WRITTEN REQUEST
Copy the lines below as they are; omit the images they contain.

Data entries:
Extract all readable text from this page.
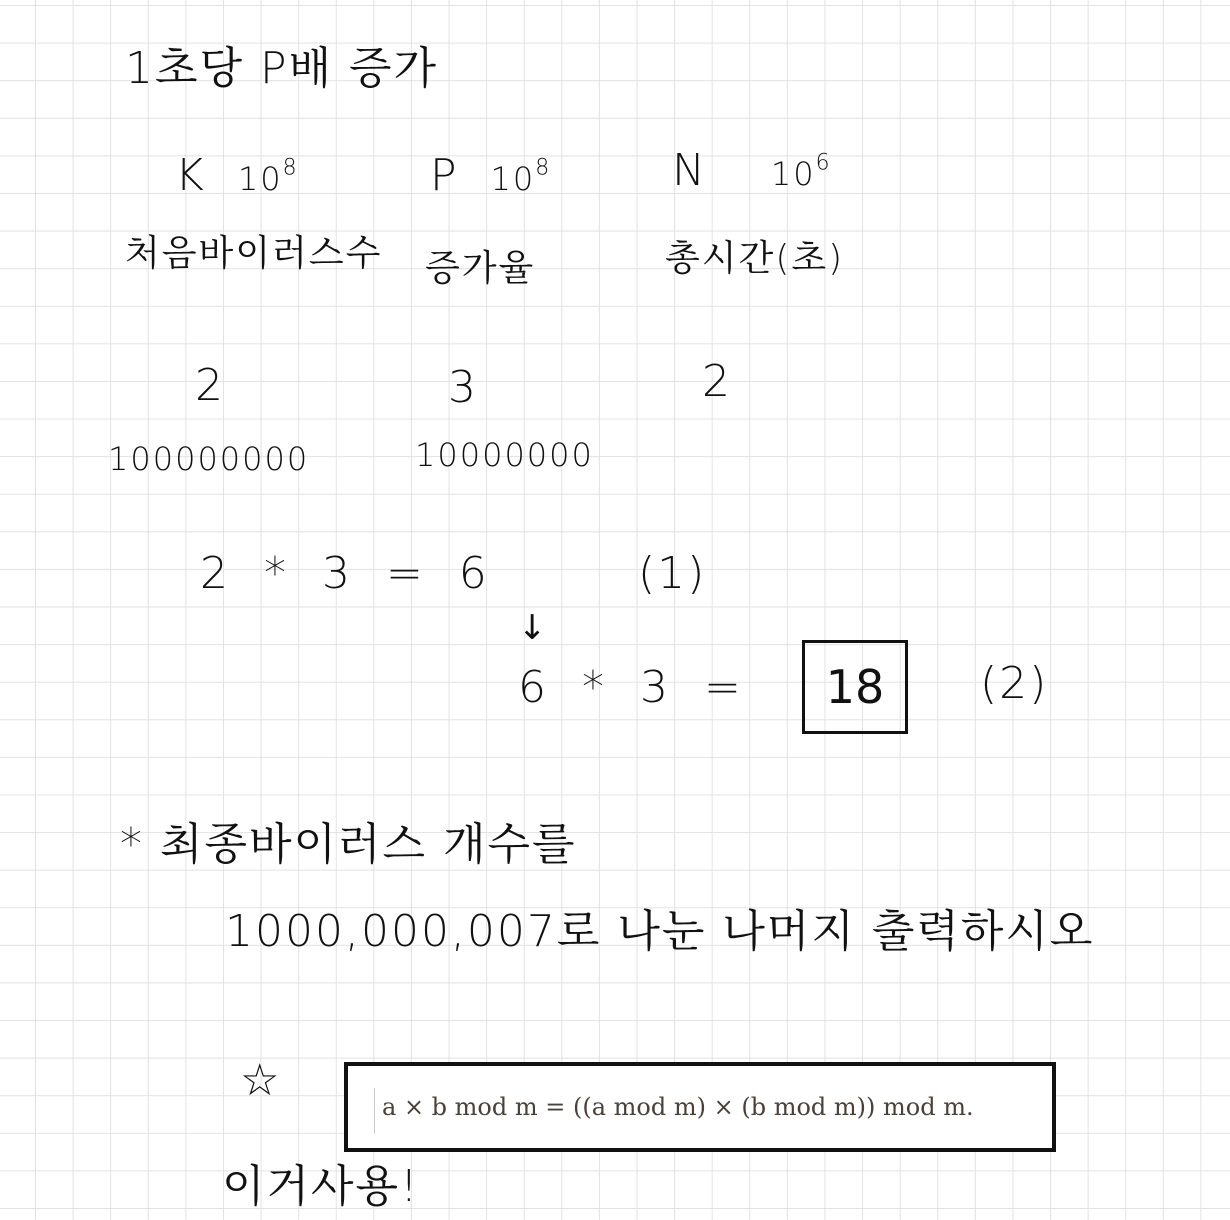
1초당 P배 증가
K $10^8$	P $10^8$	N $10^6$
처음바이러스수 증가율	총시간(초)
2	3	2
100000000	10000000
2 * 3 = 6	(1)
↓
6 * 3 =	18	(2)
* 최종바이러스 개수를
1000,000,007로 나눈 나머지 출력하시오
☆
a × b mod m = ((a mod m) × (b mod m)) mod m.
이거사용!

RESPONSE
Extract all readable text from this page.
1초당 P배 증가
K $10^8$	P $10^8$	N $10^6$
처음바이러스수 증가율	총시간(초)
2	3	2
100000000	10000000
2 * 3 = 6	(1)
↓
6 * 3 =	18	(2)
* 최종바이러스 개수를
1000,000,007로 나눈 나머지 출력하시오
☆
a × b mod m = ((a mod m) × (b mod m)) mod m.
이거사용!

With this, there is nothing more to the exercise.